(Records from a data source)
* start *

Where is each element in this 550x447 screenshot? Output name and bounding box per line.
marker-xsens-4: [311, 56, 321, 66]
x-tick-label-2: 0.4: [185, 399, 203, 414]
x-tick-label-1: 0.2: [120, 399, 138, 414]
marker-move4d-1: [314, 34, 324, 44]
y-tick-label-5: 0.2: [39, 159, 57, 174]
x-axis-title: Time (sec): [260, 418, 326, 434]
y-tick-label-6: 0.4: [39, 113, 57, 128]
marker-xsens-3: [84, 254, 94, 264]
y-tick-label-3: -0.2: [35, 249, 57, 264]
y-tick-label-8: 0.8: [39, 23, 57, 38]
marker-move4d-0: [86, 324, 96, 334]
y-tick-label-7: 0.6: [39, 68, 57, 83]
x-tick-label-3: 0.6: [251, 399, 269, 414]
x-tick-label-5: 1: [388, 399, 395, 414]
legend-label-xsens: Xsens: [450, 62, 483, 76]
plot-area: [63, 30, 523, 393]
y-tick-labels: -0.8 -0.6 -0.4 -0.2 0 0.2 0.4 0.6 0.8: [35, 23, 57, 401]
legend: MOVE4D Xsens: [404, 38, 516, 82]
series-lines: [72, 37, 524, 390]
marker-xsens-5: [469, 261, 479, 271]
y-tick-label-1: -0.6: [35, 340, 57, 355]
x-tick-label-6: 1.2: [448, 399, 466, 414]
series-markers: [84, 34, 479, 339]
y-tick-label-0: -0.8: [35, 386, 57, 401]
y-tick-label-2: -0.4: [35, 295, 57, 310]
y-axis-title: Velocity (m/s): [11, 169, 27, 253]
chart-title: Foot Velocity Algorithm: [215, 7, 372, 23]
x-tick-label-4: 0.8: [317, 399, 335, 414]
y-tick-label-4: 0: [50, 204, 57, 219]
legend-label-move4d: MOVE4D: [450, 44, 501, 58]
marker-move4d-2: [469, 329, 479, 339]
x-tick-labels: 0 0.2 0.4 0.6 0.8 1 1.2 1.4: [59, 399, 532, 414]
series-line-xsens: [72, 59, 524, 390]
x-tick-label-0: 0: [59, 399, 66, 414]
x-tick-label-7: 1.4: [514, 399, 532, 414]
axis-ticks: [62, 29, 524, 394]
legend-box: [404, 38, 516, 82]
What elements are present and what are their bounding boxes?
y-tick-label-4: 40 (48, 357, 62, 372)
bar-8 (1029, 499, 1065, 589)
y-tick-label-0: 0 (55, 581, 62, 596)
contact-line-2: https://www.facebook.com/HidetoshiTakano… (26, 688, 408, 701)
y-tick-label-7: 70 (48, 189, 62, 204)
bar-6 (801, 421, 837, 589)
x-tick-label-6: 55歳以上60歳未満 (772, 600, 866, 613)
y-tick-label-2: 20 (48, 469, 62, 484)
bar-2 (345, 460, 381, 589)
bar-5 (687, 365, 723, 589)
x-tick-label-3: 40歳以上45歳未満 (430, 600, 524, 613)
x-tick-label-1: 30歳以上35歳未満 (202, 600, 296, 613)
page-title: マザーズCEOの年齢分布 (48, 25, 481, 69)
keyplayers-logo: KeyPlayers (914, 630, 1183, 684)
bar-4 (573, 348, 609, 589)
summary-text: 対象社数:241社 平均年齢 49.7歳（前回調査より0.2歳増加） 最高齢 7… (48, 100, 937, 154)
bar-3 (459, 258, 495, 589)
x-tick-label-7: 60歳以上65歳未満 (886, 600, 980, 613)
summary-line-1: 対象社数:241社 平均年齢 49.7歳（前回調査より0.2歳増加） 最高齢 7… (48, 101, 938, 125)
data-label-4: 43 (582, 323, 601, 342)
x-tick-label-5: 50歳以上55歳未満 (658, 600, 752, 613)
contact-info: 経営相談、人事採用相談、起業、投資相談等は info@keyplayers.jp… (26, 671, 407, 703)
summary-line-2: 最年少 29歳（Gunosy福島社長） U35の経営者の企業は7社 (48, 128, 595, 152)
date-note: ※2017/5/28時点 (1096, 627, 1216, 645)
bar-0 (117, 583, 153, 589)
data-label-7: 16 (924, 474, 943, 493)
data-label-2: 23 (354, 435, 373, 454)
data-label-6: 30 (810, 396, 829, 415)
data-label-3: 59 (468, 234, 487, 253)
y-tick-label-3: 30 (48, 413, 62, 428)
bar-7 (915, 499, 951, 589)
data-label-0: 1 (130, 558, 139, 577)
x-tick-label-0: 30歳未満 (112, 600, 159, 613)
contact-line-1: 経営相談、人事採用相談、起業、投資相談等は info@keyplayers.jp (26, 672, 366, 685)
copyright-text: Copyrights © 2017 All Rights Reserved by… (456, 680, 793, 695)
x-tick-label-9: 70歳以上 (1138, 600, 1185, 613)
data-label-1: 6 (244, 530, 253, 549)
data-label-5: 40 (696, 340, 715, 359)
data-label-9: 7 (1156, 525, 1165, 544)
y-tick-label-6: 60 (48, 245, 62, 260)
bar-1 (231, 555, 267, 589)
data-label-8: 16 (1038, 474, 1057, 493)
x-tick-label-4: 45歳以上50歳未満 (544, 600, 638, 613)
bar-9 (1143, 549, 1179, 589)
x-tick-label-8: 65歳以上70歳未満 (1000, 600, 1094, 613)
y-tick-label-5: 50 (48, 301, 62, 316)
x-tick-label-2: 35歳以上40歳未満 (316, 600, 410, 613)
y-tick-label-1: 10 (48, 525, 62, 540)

* end *

# PROBLEM DESCRIPTION
Rewrite the lines above, replacing "screenshot" with "chart image" and leaving everything else untouched.

# ANSWER BELOW
Where is each element in this 550x447 chart image? Output name and bounding box per line.
marker-xsens-4: [311, 56, 321, 66]
x-tick-label-2: 0.4: [185, 399, 203, 414]
x-tick-label-1: 0.2: [120, 399, 138, 414]
marker-move4d-1: [314, 34, 324, 44]
y-tick-label-5: 0.2: [39, 159, 57, 174]
x-axis-title: Time (sec): [260, 418, 326, 434]
y-tick-label-6: 0.4: [39, 113, 57, 128]
marker-xsens-3: [84, 254, 94, 264]
y-tick-label-3: -0.2: [35, 249, 57, 264]
y-tick-label-8: 0.8: [39, 23, 57, 38]
marker-move4d-0: [86, 324, 96, 334]
y-tick-label-7: 0.6: [39, 68, 57, 83]
x-tick-label-3: 0.6: [251, 399, 269, 414]
x-tick-label-5: 1: [388, 399, 395, 414]
legend-label-xsens: Xsens: [450, 62, 483, 76]
plot-area: [63, 30, 523, 393]
y-tick-labels: -0.8 -0.6 -0.4 -0.2 0 0.2 0.4 0.6 0.8: [35, 23, 57, 401]
legend: MOVE4D Xsens: [404, 38, 516, 82]
series-lines: [72, 37, 524, 390]
marker-xsens-5: [469, 261, 479, 271]
y-tick-label-1: -0.6: [35, 340, 57, 355]
x-tick-label-6: 1.2: [448, 399, 466, 414]
series-markers: [84, 34, 479, 339]
y-tick-label-0: -0.8: [35, 386, 57, 401]
y-tick-label-2: -0.4: [35, 295, 57, 310]
y-axis-title: Velocity (m/s): [11, 169, 27, 253]
chart-title: Foot Velocity Algorithm: [215, 7, 372, 23]
x-tick-label-4: 0.8: [317, 399, 335, 414]
y-tick-label-4: 0: [50, 204, 57, 219]
legend-label-move4d: MOVE4D: [450, 44, 501, 58]
marker-move4d-2: [469, 329, 479, 339]
x-tick-labels: 0 0.2 0.4 0.6 0.8 1 1.2 1.4: [59, 399, 532, 414]
series-line-xsens: [72, 59, 524, 390]
x-tick-label-0: 0: [59, 399, 66, 414]
x-tick-label-7: 1.4: [514, 399, 532, 414]
axis-ticks: [62, 29, 524, 394]
legend-box: [404, 38, 516, 82]
What elements are present and what are their bounding boxes?
y-tick-label-4: 40 (48, 357, 62, 372)
bar-8 (1029, 499, 1065, 589)
y-tick-label-0: 0 (55, 581, 62, 596)
contact-line-2: https://www.facebook.com/HidetoshiTakano… (26, 688, 408, 701)
y-tick-label-7: 70 (48, 189, 62, 204)
bar-6 (801, 421, 837, 589)
x-tick-label-6: 55歳以上60歳未満 (772, 600, 866, 613)
y-tick-label-2: 20 (48, 469, 62, 484)
bar-2 (345, 460, 381, 589)
bar-5 (687, 365, 723, 589)
x-tick-label-3: 40歳以上45歳未満 (430, 600, 524, 613)
x-tick-label-1: 30歳以上35歳未満 (202, 600, 296, 613)
page-title: マザーズCEOの年齢分布 (48, 25, 481, 69)
keyplayers-logo: KeyPlayers (914, 630, 1183, 684)
bar-4 (573, 348, 609, 589)
summary-text: 対象社数:241社 平均年齢 49.7歳（前回調査より0.2歳増加） 最高齢 7… (48, 100, 937, 154)
bar-3 (459, 258, 495, 589)
x-tick-label-7: 60歳以上65歳未満 (886, 600, 980, 613)
summary-line-1: 対象社数:241社 平均年齢 49.7歳（前回調査より0.2歳増加） 最高齢 7… (48, 101, 938, 125)
data-label-4: 43 (582, 323, 601, 342)
x-tick-label-5: 50歳以上55歳未満 (658, 600, 752, 613)
contact-info: 経営相談、人事採用相談、起業、投資相談等は info@keyplayers.jp… (26, 671, 407, 703)
summary-line-2: 最年少 29歳（Gunosy福島社長） U35の経営者の企業は7社 (48, 128, 595, 152)
date-note: ※2017/5/28時点 (1096, 627, 1216, 645)
bar-0 (117, 583, 153, 589)
data-label-7: 16 (924, 474, 943, 493)
data-label-2: 23 (354, 435, 373, 454)
data-label-6: 30 (810, 396, 829, 415)
data-label-3: 59 (468, 234, 487, 253)
y-tick-label-3: 30 (48, 413, 62, 428)
bar-7 (915, 499, 951, 589)
data-label-0: 1 (130, 558, 139, 577)
x-tick-label-0: 30歳未満 (112, 600, 159, 613)
contact-line-1: 経営相談、人事採用相談、起業、投資相談等は info@keyplayers.jp (26, 672, 366, 685)
copyright-text: Copyrights © 2017 All Rights Reserved by… (456, 680, 793, 695)
x-tick-label-9: 70歳以上 (1138, 600, 1185, 613)
data-label-1: 6 (244, 530, 253, 549)
data-label-5: 40 (696, 340, 715, 359)
data-label-9: 7 (1156, 525, 1165, 544)
y-tick-label-6: 60 (48, 245, 62, 260)
bar-1 (231, 555, 267, 589)
data-label-8: 16 (1038, 474, 1057, 493)
x-tick-label-4: 45歳以上50歳未満 (544, 600, 638, 613)
bar-9 (1143, 549, 1179, 589)
x-tick-label-8: 65歳以上70歳未満 (1000, 600, 1094, 613)
y-tick-label-5: 50 (48, 301, 62, 316)
x-tick-label-2: 35歳以上40歳未満 (316, 600, 410, 613)
y-tick-label-1: 10 (48, 525, 62, 540)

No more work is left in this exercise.